* _TASK DETAILS_: How many lines of the records hold the string "color"? Reply with the number alone.

* _RECORDS SUPPLIED_:
· · · ·
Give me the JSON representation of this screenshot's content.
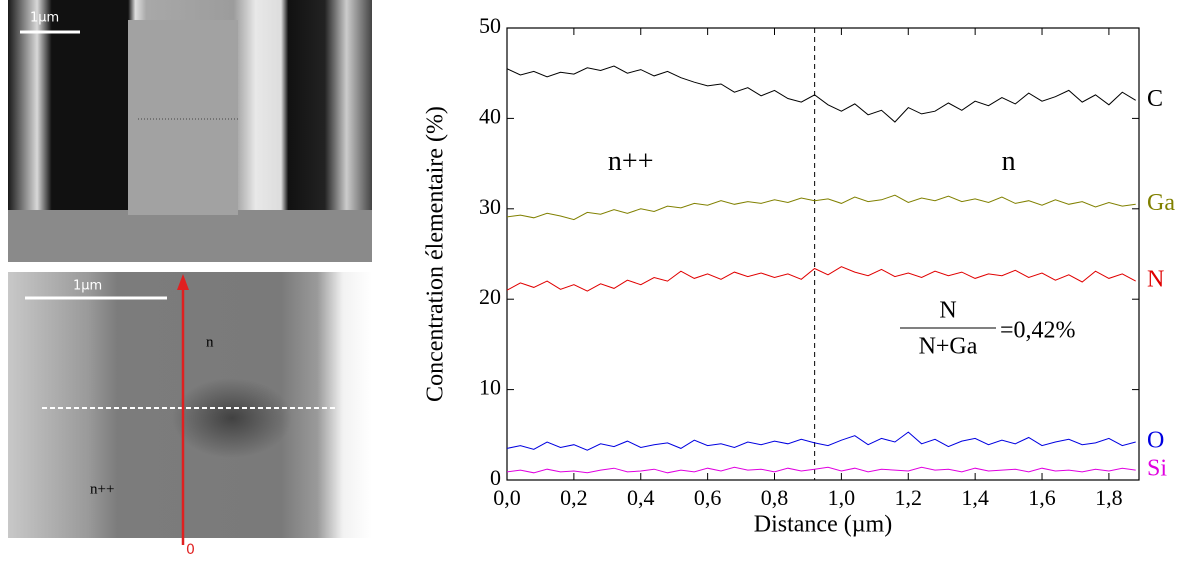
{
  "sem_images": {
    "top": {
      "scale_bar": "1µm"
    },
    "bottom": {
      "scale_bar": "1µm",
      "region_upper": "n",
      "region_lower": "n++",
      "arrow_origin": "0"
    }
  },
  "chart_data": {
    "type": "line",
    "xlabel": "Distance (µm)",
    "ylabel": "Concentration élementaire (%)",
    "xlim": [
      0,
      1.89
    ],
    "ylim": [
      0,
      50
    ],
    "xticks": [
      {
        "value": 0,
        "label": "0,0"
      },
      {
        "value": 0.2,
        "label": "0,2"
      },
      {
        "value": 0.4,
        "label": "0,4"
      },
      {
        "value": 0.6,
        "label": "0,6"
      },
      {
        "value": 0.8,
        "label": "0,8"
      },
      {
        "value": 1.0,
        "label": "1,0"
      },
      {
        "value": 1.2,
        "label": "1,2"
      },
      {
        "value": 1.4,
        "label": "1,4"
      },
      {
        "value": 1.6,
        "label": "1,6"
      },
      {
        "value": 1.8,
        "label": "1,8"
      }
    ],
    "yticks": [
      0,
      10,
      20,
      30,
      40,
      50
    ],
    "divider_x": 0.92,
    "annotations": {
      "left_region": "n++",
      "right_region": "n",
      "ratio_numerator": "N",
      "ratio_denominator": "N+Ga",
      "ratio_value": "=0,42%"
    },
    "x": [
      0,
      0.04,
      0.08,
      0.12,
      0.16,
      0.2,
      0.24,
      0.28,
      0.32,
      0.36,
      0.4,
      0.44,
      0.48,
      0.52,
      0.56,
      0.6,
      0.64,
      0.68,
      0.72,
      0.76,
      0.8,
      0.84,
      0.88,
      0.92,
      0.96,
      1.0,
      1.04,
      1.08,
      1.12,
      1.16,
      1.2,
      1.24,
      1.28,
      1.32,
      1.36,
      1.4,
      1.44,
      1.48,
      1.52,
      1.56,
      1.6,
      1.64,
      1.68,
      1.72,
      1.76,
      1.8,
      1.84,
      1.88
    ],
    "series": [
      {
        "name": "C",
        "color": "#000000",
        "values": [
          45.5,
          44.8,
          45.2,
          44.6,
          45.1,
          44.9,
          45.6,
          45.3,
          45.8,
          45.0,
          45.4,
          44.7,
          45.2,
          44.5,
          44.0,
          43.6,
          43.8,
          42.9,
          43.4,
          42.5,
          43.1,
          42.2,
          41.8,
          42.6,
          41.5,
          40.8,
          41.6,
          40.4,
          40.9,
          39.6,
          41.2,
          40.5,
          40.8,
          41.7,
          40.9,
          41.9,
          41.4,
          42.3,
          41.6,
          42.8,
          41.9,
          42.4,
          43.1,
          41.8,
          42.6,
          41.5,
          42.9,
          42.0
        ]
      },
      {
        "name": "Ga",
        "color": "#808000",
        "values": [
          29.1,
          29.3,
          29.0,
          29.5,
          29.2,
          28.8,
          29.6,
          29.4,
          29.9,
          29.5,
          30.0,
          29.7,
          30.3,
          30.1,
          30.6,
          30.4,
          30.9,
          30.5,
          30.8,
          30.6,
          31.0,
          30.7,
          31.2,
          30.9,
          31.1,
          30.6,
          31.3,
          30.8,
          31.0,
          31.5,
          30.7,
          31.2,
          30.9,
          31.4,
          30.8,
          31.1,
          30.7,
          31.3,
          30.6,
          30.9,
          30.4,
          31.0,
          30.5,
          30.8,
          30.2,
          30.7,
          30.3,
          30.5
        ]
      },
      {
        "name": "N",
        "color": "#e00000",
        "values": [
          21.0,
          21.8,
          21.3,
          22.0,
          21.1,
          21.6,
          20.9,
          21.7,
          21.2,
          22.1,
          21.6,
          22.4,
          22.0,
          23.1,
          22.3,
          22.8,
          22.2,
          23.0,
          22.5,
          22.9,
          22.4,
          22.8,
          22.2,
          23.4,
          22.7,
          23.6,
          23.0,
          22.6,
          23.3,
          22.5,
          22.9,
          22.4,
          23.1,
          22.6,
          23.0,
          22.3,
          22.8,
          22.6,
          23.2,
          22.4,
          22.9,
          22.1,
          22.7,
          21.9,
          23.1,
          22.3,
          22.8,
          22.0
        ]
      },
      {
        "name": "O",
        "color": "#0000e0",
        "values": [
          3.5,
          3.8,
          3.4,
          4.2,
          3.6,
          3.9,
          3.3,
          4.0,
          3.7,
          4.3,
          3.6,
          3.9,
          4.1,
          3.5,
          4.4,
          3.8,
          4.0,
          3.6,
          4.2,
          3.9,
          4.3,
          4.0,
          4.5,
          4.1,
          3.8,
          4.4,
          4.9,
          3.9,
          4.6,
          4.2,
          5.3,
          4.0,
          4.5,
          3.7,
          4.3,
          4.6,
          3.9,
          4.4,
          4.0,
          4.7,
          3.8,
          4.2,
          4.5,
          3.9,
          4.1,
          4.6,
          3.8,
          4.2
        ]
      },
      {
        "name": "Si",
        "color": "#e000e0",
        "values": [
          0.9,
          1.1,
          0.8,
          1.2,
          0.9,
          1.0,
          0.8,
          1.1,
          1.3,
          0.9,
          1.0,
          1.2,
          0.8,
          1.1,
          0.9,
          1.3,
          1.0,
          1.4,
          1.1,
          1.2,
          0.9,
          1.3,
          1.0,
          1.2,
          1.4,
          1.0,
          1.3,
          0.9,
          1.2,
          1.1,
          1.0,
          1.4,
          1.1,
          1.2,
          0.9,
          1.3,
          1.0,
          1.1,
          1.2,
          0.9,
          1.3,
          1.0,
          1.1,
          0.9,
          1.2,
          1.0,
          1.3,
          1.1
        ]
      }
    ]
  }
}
· · · ·
* _REPLY_: 5